Reproduce the records below in full and word for word, excluding pictures.
== RAW DATA
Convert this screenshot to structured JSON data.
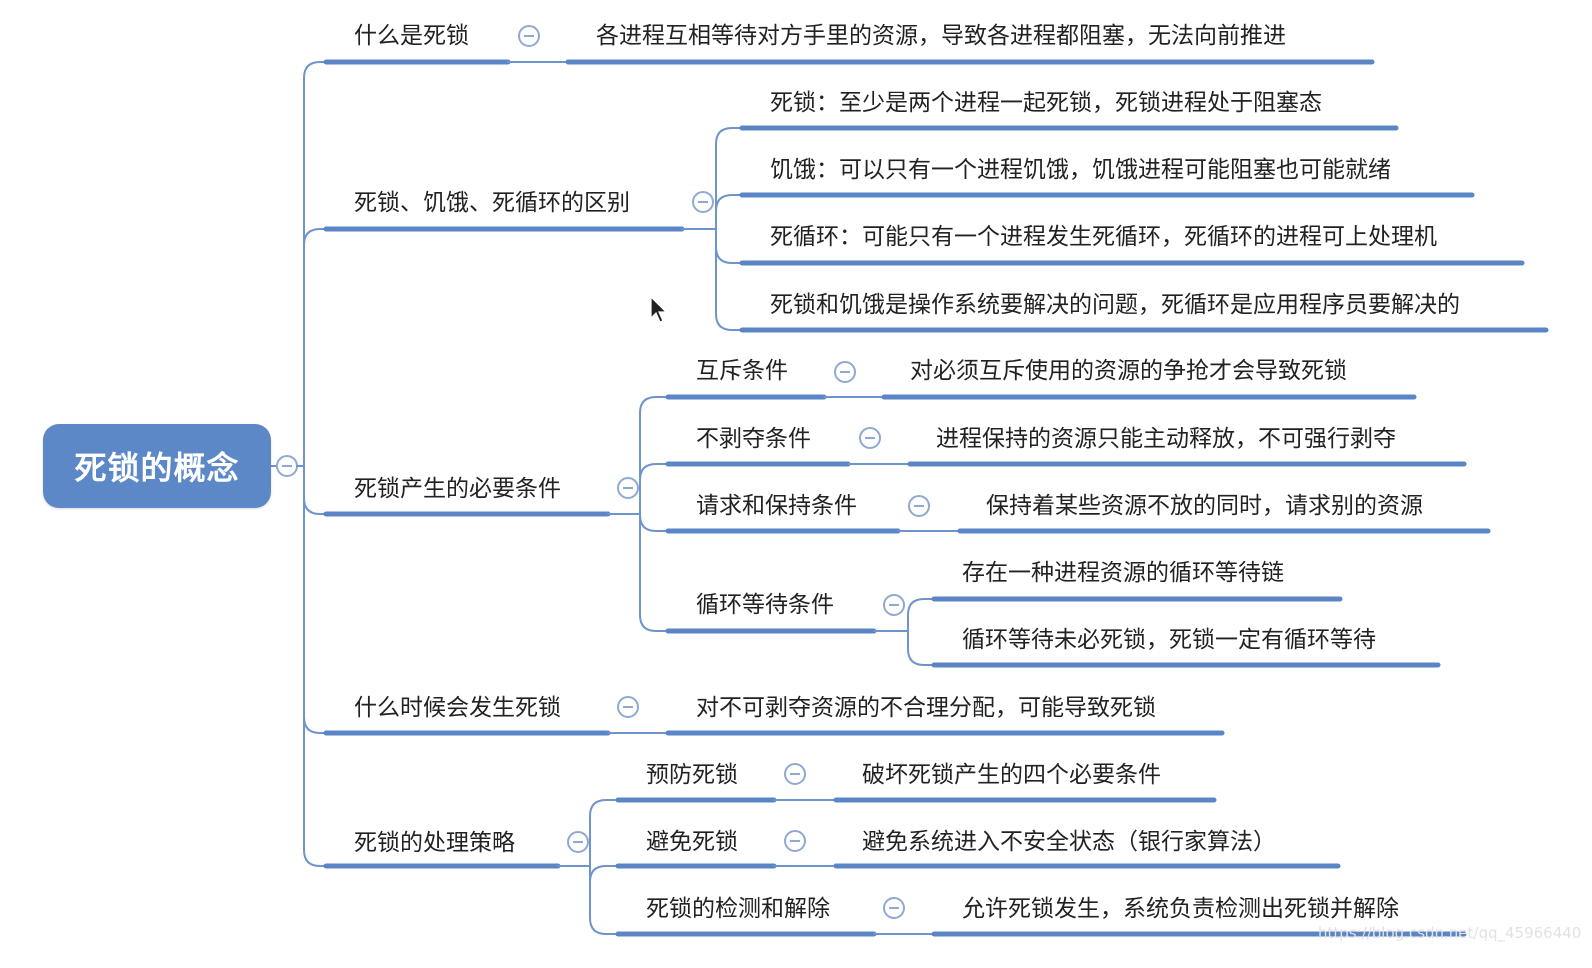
{
  "root": {
    "label": "死锁的概念"
  },
  "branches": [
    {
      "label": "什么是死锁",
      "children": [
        {
          "label": "各进程互相等待对方手里的资源，导致各进程都阻塞，无法向前推进"
        }
      ]
    },
    {
      "label": "死锁、饥饿、死循环的区别",
      "children": [
        {
          "label": "死锁：至少是两个进程一起死锁，死锁进程处于阻塞态"
        },
        {
          "label": "饥饿：可以只有一个进程饥饿，饥饿进程可能阻塞也可能就绪"
        },
        {
          "label": "死循环：可能只有一个进程发生死循环，死循环的进程可上处理机"
        },
        {
          "label": "死锁和饥饿是操作系统要解决的问题，死循环是应用程序员要解决的"
        }
      ]
    },
    {
      "label": "死锁产生的必要条件",
      "children": [
        {
          "label": "互斥条件",
          "children": [
            {
              "label": "对必须互斥使用的资源的争抢才会导致死锁"
            }
          ]
        },
        {
          "label": "不剥夺条件",
          "children": [
            {
              "label": "进程保持的资源只能主动释放，不可强行剥夺"
            }
          ]
        },
        {
          "label": "请求和保持条件",
          "children": [
            {
              "label": "保持着某些资源不放的同时，请求别的资源"
            }
          ]
        },
        {
          "label": "循环等待条件",
          "children": [
            {
              "label": "存在一种进程资源的循环等待链"
            },
            {
              "label": "循环等待未必死锁，死锁一定有循环等待"
            }
          ]
        }
      ]
    },
    {
      "label": "什么时候会发生死锁",
      "children": [
        {
          "label": "对不可剥夺资源的不合理分配，可能导致死锁"
        }
      ]
    },
    {
      "label": "死锁的处理策略",
      "children": [
        {
          "label": "预防死锁",
          "children": [
            {
              "label": "破坏死锁产生的四个必要条件"
            }
          ]
        },
        {
          "label": "避免死锁",
          "children": [
            {
              "label": "避免系统进入不安全状态（银行家算法）"
            }
          ]
        },
        {
          "label": "死锁的检测和解除",
          "children": [
            {
              "label": "允许死锁发生，系统负责检测出死锁并解除"
            }
          ]
        }
      ]
    }
  ],
  "watermark": "https://blog.csdn.net/qq_45966440",
  "colors": {
    "connector": "#6f94cc",
    "underline": "#5b86c5",
    "root_fill": "#5d88c8",
    "collapse_icon": "#8fa9d3"
  },
  "icons": {
    "collapse": "minus-circle-icon",
    "cursor": "mouse-pointer-icon"
  }
}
====
*REPLY*
Convert this screenshot to structured JSON data.
{
  "root": {
    "label": "死锁的概念"
  },
  "branches": [
    {
      "label": "什么是死锁",
      "children": [
        {
          "label": "各进程互相等待对方手里的资源，导致各进程都阻塞，无法向前推进"
        }
      ]
    },
    {
      "label": "死锁、饥饿、死循环的区别",
      "children": [
        {
          "label": "死锁：至少是两个进程一起死锁，死锁进程处于阻塞态"
        },
        {
          "label": "饥饿：可以只有一个进程饥饿，饥饿进程可能阻塞也可能就绪"
        },
        {
          "label": "死循环：可能只有一个进程发生死循环，死循环的进程可上处理机"
        },
        {
          "label": "死锁和饥饿是操作系统要解决的问题，死循环是应用程序员要解决的"
        }
      ]
    },
    {
      "label": "死锁产生的必要条件",
      "children": [
        {
          "label": "互斥条件",
          "children": [
            {
              "label": "对必须互斥使用的资源的争抢才会导致死锁"
            }
          ]
        },
        {
          "label": "不剥夺条件",
          "children": [
            {
              "label": "进程保持的资源只能主动释放，不可强行剥夺"
            }
          ]
        },
        {
          "label": "请求和保持条件",
          "children": [
            {
              "label": "保持着某些资源不放的同时，请求别的资源"
            }
          ]
        },
        {
          "label": "循环等待条件",
          "children": [
            {
              "label": "存在一种进程资源的循环等待链"
            },
            {
              "label": "循环等待未必死锁，死锁一定有循环等待"
            }
          ]
        }
      ]
    },
    {
      "label": "什么时候会发生死锁",
      "children": [
        {
          "label": "对不可剥夺资源的不合理分配，可能导致死锁"
        }
      ]
    },
    {
      "label": "死锁的处理策略",
      "children": [
        {
          "label": "预防死锁",
          "children": [
            {
              "label": "破坏死锁产生的四个必要条件"
            }
          ]
        },
        {
          "label": "避免死锁",
          "children": [
            {
              "label": "避免系统进入不安全状态（银行家算法）"
            }
          ]
        },
        {
          "label": "死锁的检测和解除",
          "children": [
            {
              "label": "允许死锁发生，系统负责检测出死锁并解除"
            }
          ]
        }
      ]
    }
  ],
  "watermark": "https://blog.csdn.net/qq_45966440",
  "colors": {
    "connector": "#6f94cc",
    "underline": "#5b86c5",
    "root_fill": "#5d88c8",
    "collapse_icon": "#8fa9d3"
  },
  "icons": {
    "collapse": "minus-circle-icon",
    "cursor": "mouse-pointer-icon"
  }
}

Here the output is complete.